Tugas yang Dikerjakan:
#1 Tulis ulang bagian teks tentang pemerintahan demokrasi dari "Pemerintahan untuk rakyat" sampai "demokratis.", dengan "tatanan masyarakat" diganti menjadi "susunan masyarakat".
#2 Lanjutkan teks tentang pemerintahan demokrasi dan norma-normanya setelah kalimat terakhir yang ditampilkan.

---- Teks Kutipan

Pemerintahan demokrasi adalah pemerintahan yang meliputi tiga hal, yaitu
sebagai berikut.
1.
Pemerintahan dari rakyat
mengandung pengertian bahwa suatu pmerintahan yang sah adalah suatu
pemerintahan yang mendapat pengakuan dan dukungan mayoritas rakyat melalui
mekanisme demokrasi, pemilihan umum.
2.
Pemerintahan oleh rakyat memiliki
pengertian bahwa suatu pemerintahan menjalankan kekuasaannya atas nama rakyat,
bukan atas dorongan pribadi elit negara negara atau elit birokrasi. Selain
pengertian ini, unsur ini megandung pengertian bahwa dalam menjalankan
kekuasaannya, pemerintah berada dalam pengawasan rakyat.
3.
Pemerintahan untuk rakyat mengandung
pengertian bahwa kekuasaan yang diberikan oleh rakyat kepada pemerintah harus
dijalankan untuk kepentingan rakyat.
Norma dan Pilar Demokrasi
Setidaknya
ada enam norma atau unsur pokok yang dibutuhkan oleh tatanan masyarakat yang
demokratis.
1.
Kesadaran akan pluralisme.
Kesadaran akan kemajemukan tidak sekedar pengakuan pasif akan kenyataan
masyarakat yang majemuk. Kesadaran atas kemajemukan menghendaki tanggapan dan
sikap positif terhadap kemajemukan itu sendiri secara pasif. Jika norma ini dijalankan
secara sadar dan konsekuen diharapkan dapat mencegah munculnya sikap pandangan
hegemoni mayoritas dan tirani minoritas.
2.
Musyawarah. Makna dan semangat
musyawarah ialah mengharuskan adanya keinsafan dan kedewasaan warga negara
untuk secara tulus menerima kemungkinan untuk melakukan negosiasi dan
kompromi-kompromi sosial dan politik secara damai dan bebas dalam setiap
keputusan bersama. Konsekuensi dari prinsip ini adalah kesediaan setiap orang
maupun kelompok untuk menerima pandangan yang berbeda dari orang atau kelompok
lain dalam bentuk-bentuk kompromi melalui jalan musyawarah yang berjalan secara
seimbang dan aman.
3.
Cara haruslah sejalan dengan
tujuan. Norma ini menekankan bahwa hidup demokratis mewajibkan adanya keyakinan
bahwa cara haruslah sejalan dengan tujuan. Demokrasi pada hakikatnya tidak
hanya sebatas pelaksanaan prosedur-prosedur demokrasi, tetapi harus dilakukan
secara santun dan beradab.
4.

--------
---- Isi Data

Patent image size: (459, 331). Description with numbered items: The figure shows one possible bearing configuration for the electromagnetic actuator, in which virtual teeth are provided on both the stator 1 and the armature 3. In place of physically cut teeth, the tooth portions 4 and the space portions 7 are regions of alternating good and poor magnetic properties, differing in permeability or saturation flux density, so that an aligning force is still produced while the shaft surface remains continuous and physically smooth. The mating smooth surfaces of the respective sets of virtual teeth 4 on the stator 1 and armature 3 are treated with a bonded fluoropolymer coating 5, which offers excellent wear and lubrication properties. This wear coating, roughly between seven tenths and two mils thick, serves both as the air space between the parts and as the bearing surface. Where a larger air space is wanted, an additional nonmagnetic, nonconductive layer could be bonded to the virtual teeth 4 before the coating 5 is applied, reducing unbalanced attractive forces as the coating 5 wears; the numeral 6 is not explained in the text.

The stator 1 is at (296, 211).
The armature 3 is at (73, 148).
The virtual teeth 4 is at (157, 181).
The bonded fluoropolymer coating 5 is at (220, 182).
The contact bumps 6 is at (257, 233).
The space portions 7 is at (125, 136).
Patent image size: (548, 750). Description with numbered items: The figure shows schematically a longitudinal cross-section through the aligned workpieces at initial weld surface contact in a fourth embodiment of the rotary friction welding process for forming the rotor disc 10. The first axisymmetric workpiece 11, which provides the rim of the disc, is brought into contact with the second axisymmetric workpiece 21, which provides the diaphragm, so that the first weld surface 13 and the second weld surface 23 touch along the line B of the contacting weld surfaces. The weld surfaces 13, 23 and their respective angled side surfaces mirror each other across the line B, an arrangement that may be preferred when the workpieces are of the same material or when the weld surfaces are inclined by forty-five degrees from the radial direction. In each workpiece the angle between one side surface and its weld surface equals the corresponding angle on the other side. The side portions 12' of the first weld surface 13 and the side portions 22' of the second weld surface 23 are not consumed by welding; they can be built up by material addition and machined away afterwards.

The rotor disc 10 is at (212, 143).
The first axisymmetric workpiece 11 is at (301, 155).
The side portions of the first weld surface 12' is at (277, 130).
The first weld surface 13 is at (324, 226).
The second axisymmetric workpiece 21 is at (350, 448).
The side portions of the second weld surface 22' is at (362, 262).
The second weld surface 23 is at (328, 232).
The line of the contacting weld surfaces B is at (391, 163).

--------

Hasil per Tugas:
#1
Pemerintahan untuk rakyat mengandung
pengertian bahwa kekuasaan yang diberikan oleh rakyat kepada pemerintah harus
dijalankan untuk kepentingan rakyat.
Norma dan Pilar Demokrasi
Setidaknya
ada enam norma atau unsur pokok yang dibutuhkan oleh susunan masyarakat yang
demokratis.

#2
Norma kejujuran dalam
pemufakatan. Suasana masyarakat demokrasi dituntut untuk menguasai dan
menjalankan seni permusyawaratan yang jujur dan sehat untuk mencapai
kesepakatan yang memberi keuntungan semua pihak. Musyawarah yang benar dan baik
hanya akan berlangsung jika masing-masing pribadi atau kelompok memiliki
pandangan positif terhadap perbedaan pendapat dan orang lain.
5.
Kebebasan nurani, persamaan hak
dan kewajiban. Pengakuan akan kebebasan nurani, persamaan hak dan kewajiban
bagi semua merupakan norma demokrasi yang harus diintegrasikan dengan sikap
percaya pada iktikad baik orang dan kelompok lain.
6.
Trial
and error
dalam berdemokrasi. Demokrasi bukanlah sesuatu yang telah selesai dan siap
saji, tetapi ia merupakan sebuah proses tanpa henti.
Pakar politik J.
Kristiadi menyebutkan sepuluh pilar demokrasi sebagai berikut.
1.
Kedaulatan rakyat.
2.
Pemerintahan berdasarkan
persetujuan yang diperintah.
3.
Kekuasaan mayoritas (hasil
pemilu).
4.
Jaminan hak-hak minoritas.
5.
Jaminan hak-hak asasi manusia.
6.
Persamaan di depan hukum.
7.
Proses hukum yang berkeadilan.
8.
Pembatas kekuasaan pemerintah
melalui konstitusi.
9.
Pluralisme sosial, ekonomi dan
politik.
10. Dikembangnya
nilai-nilai toleransi, pragmatism, kerja sama dan mufakat.
Sekilas Sejarah Demokrasi
Demokrasi
yang dipraktikkan pada abad ke-6 SM sampai abad ke-4 M terbentuk demokrasi
langsung, yaitu hak rakyat untuk membuat keputusan politik dijalankan secara
langsung oleh seluruh warga negara berdasarkan prosedur mayoritas. Demokrasi
langsung tersebut berjalan secara efektif karena negara kota Yunani kuno
merupakan sebuah kawasan politik yang kecil, sebuah wilayah dengan jumlah penduduk
tidak lebih dari 300.000 orang.
Demokrasi
Yunani kuno berakhir pada Abad Pertengahan. Pada masa ini masyarakat Yunani
berubah menjadi masyarakat feudal yang ditandai oleh kehidupan keagamaan
terpusat pada Paus dan pejabat agama dengan kehidupan politik yang diwarnai
dengan perebutan kekuasaan di kalangan para bangsawan.
Demokrasi
tumbuh kembali di Eropa menjelang akhir Abad Pertengahan, ditandai oleh
lahirnya Magna Charta (Piagam Besar)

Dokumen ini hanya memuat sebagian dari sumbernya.